■ EXERCISE: Repeat the entries that follow, exactly as they are written.

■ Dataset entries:
━━━
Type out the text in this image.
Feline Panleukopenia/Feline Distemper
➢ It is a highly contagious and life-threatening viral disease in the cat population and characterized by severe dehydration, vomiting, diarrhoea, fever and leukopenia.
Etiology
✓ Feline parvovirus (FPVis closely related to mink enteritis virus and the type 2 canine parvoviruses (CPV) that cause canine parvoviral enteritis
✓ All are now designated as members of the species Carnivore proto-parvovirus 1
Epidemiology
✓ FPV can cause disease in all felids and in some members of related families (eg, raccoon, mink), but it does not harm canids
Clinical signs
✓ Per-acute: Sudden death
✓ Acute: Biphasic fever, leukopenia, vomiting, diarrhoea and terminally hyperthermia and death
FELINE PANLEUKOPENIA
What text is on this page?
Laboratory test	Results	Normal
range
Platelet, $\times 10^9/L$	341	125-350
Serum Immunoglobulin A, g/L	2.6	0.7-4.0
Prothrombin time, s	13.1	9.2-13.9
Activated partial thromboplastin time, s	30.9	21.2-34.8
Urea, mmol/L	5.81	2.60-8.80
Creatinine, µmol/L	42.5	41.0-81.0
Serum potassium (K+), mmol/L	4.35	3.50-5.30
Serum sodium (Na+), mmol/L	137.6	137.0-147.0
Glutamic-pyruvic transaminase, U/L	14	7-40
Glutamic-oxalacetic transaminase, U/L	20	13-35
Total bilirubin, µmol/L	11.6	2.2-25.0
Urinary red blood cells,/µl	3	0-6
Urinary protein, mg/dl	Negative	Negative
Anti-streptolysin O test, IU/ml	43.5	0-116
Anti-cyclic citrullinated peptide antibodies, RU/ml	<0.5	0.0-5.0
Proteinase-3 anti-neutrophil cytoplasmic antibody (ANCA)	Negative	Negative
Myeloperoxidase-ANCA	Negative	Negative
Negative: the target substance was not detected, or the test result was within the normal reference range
━━━
■ EXERCISE SOLUTION:
Type out the text in this image.
Feline Panleukopenia/Feline Distemper
➢ It is a highly contagious and life-threatening viral disease in the cat population and characterized by severe dehydration, vomiting, diarrhoea, fever and leukopenia.
Etiology
✓ Feline parvovirus (FPVis closely related to mink enteritis virus and the type 2 canine parvoviruses (CPV) that cause canine parvoviral enteritis
✓ All are now designated as members of the species Carnivore proto-parvovirus 1
Epidemiology
✓ FPV can cause disease in all felids and in some members of related families (eg, raccoon, mink), but it does not harm canids
Clinical signs
✓ Per-acute: Sudden death
✓ Acute: Biphasic fever, leukopenia, vomiting, diarrhoea and terminally hyperthermia and death
FELINE PANLEUKOPENIA
What text is on this page?
Laboratory test	Results	Normal
range
Platelet, $\times 10^9/L$	341	125-350
Serum Immunoglobulin A, g/L	2.6	0.7-4.0
Prothrombin time, s	13.1	9.2-13.9
Activated partial thromboplastin time, s	30.9	21.2-34.8
Urea, mmol/L	5.81	2.60-8.80
Creatinine, µmol/L	42.5	41.0-81.0
Serum potassium (K+), mmol/L	4.35	3.50-5.30
Serum sodium (Na+), mmol/L	137.6	137.0-147.0
Glutamic-pyruvic transaminase, U/L	14	7-40
Glutamic-oxalacetic transaminase, U/L	20	13-35
Total bilirubin, µmol/L	11.6	2.2-25.0
Urinary red blood cells,/µl	3	0-6
Urinary protein, mg/dl	Negative	Negative
Anti-streptolysin O test, IU/ml	43.5	0-116
Anti-cyclic citrullinated peptide antibodies, RU/ml	<0.5	0.0-5.0
Proteinase-3 anti-neutrophil cytoplasmic antibody (ANCA)	Negative	Negative
Myeloperoxidase-ANCA	Negative	Negative
Negative: the target substance was not detected, or the test result was within the normal reference range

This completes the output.